» **What this task involves**
Reproduce every entry that follows word for word, but omit the images.

[Begin Working data]

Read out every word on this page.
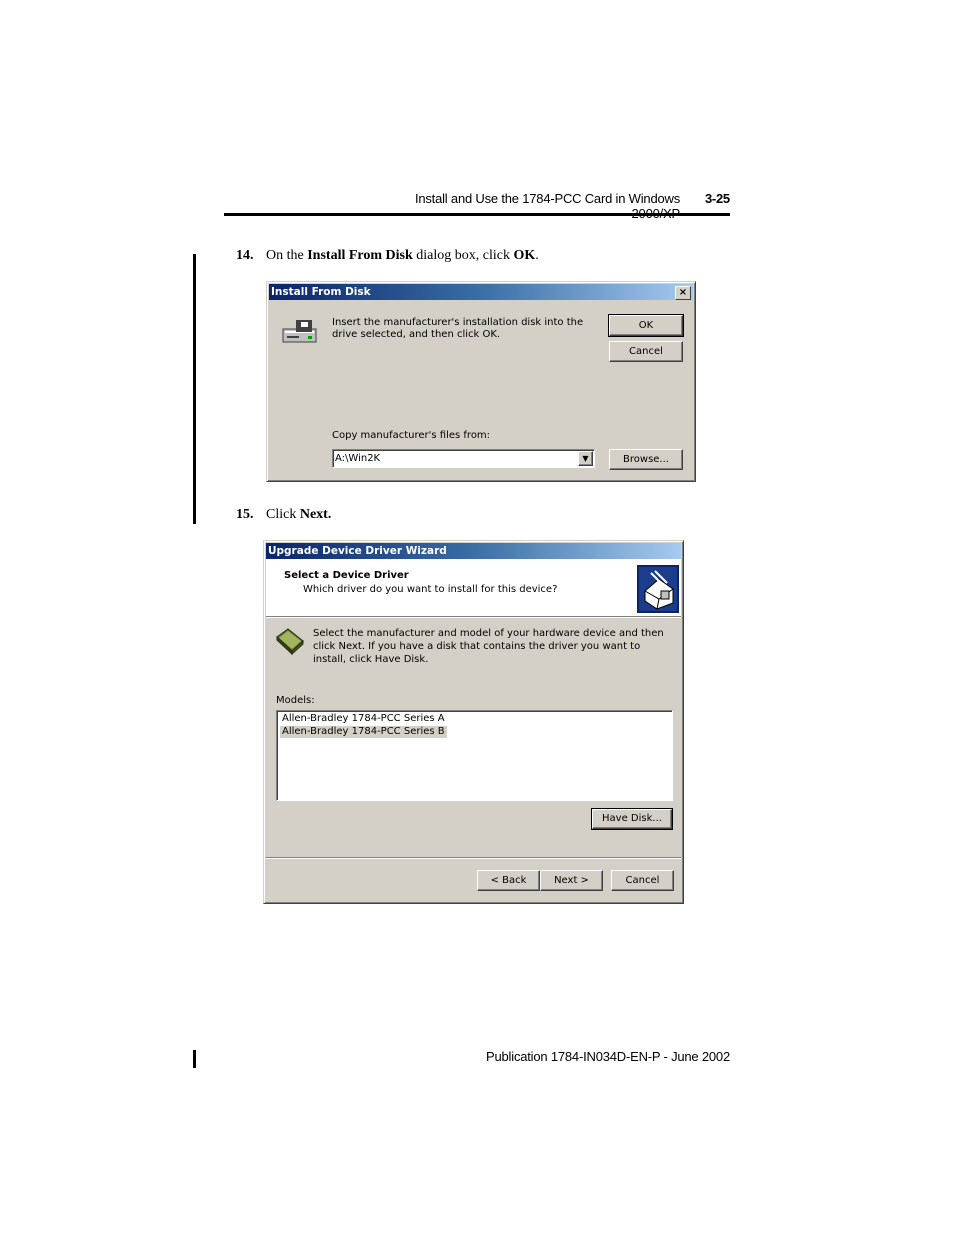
Install and Use the 1784-PCC Card in Windows 3-25
14. On the Install From Disk dialog box, click OK.
Install From Disk	×
Insert the manufacturer's installation disk into the drive selected, and then click OK.
OK
Cancel
Copy manufacturer's files from:
A:\Win2K	▼	Browse...
15. Click Next.
Upgrade Device Driver Wizard
Select a Device Driver
Which driver do you want to install for this device?
Select the manufacturer and model of your hardware device and then click Next. If you have a disk that contains the driver you want to install, click Have Disk.
Models:
Allen-Bradley 1784-PCC Series A
Allen-Bradley 1784-PCC Series B
Have Disk...
< Back	Next >	Cancel
Publication 1784-IN034D-EN-P - June 2002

[End Working data]

» **Correct output**
Read out every word on this page.
Install and Use the 1784-PCC Card in Windows 3-25
14. On the Install From Disk dialog box, click OK.
Install From Disk	×
Insert the manufacturer's installation disk into the drive selected, and then click OK.
OK
Cancel
Copy manufacturer's files from:
A:\Win2K	▼	Browse...
15. Click Next.
Upgrade Device Driver Wizard
Select a Device Driver
Which driver do you want to install for this device?
Select the manufacturer and model of your hardware device and then click Next. If you have a disk that contains the driver you want to install, click Have Disk.
Models:
Allen-Bradley 1784-PCC Series A
Allen-Bradley 1784-PCC Series B
Have Disk...
< Back	Next >	Cancel
Publication 1784-IN034D-EN-P - June 2002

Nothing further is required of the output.